_Extract provided_
━━━━━━━━━━

Job growth: Connecting all workers to stable jobs that pay family-sustaining wages is essential to achieving workforce equity.
Insights & Analyses
- Occupations in healthcare support and food service are expected to have the fastest growth rate over the next 10 years. Occupations in sales and office administration are expected to have a slight decline over the same period.
- Arizona, Colorado, and Utah are expected to see the fastest overall job growth rate (about 20 percent) over the next 10 years. Hawaii, Illinois, Maine, and Michigan are expected to see the slowest overall job growth rate (less than 1 percent).
- Nationwide, less than half of the top 30 jobs that will see the most new openings over the next 10 years are future-ready jobs.
- If current trends in occupational segregation persist, inequities in access to future-ready jobs will deepen. For Asian American workers, more than half of the top 30 occupations that will see the most new openings over the next 10 years are future-ready jobs. For Black, Latino, Native American, and Pacific Islander workers, less than a quarter of the top 30 occupations are future-ready jobs.

━━━━━━━━━━

_Extracted material_

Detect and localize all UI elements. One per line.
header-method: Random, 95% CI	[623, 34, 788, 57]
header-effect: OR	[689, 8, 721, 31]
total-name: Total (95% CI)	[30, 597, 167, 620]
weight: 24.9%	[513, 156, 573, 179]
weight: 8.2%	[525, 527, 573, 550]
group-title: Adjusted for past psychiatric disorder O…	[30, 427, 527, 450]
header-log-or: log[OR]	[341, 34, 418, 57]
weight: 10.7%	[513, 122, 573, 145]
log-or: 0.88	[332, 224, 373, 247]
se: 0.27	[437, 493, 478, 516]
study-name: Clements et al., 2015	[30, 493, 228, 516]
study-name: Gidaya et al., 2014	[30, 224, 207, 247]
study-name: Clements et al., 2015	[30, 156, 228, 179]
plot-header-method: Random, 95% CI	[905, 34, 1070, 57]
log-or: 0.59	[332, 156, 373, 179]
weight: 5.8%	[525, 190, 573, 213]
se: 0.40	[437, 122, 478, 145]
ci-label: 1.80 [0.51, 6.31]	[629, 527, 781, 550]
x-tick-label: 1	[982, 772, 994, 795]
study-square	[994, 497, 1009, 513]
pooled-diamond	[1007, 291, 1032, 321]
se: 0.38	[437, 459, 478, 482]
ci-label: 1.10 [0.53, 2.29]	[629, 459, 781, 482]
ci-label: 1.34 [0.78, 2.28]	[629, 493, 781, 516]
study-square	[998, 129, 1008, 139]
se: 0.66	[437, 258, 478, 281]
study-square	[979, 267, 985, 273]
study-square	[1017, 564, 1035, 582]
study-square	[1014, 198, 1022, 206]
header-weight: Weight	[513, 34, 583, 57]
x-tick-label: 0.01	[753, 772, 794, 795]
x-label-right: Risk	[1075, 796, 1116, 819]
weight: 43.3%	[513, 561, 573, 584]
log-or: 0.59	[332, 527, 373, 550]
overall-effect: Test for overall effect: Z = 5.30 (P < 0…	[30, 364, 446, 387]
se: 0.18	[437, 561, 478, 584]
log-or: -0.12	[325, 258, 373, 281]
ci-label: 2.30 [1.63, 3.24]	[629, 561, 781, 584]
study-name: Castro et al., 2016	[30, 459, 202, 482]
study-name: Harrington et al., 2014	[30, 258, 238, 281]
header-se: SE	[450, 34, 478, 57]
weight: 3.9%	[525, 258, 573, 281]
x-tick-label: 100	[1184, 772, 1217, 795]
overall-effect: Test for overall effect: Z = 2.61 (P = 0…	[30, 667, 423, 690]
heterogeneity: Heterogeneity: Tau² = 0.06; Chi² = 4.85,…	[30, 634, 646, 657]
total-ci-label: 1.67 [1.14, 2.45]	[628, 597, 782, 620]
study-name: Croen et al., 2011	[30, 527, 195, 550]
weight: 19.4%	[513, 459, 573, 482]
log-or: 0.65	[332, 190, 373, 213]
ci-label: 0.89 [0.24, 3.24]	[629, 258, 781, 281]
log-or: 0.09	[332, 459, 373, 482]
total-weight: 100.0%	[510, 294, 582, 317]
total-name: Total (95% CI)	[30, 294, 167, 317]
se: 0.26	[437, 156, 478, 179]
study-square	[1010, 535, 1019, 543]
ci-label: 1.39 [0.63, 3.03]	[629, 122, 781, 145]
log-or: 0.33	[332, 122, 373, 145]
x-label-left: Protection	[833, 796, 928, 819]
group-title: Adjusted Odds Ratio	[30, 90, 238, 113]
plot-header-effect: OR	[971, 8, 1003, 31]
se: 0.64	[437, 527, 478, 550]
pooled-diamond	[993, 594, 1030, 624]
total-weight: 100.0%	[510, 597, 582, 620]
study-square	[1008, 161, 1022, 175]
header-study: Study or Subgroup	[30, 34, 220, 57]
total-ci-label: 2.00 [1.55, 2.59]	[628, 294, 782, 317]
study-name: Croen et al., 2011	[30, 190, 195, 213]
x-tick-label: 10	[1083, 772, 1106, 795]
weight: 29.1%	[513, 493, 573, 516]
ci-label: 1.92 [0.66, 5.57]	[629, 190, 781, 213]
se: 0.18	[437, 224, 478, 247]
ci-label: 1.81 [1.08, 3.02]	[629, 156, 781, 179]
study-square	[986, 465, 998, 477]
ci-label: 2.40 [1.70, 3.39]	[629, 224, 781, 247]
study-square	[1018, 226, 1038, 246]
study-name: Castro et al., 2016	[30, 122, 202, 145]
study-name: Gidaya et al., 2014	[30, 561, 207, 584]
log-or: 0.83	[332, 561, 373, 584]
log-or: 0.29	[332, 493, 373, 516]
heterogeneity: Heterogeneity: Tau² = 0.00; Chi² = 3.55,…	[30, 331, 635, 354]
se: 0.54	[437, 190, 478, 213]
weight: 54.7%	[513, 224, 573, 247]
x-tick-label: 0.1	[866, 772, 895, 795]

━━━━━━━━━━

_Given problem_
Decide whether each statement below agrees with the job growth text above, answering yes or no and quoting the text's deciding words. 1. Healthcare support and food service occupations are expected to grow fastest over the next 10 years. 2. Michigan is expected to see job growth of about 20 percent over the next 10 years. 3. Nationwide, more than half of the top 30 jobs with the most new openings over the next 10 years are future-ready jobs.

_Answer in full_
1. Yes: "Occupations in healthcare support and food service are expected to have the fastest growth rate over the next 10 years."
2. No: "Hawaii, Illinois, Maine, and Michigan are expected to see the slowest overall job growth rate (less than 1 percent)."
3. No: "Nationwide, less than half of the top 30 jobs that will see the most new openings over the next 10 years are future-ready jobs."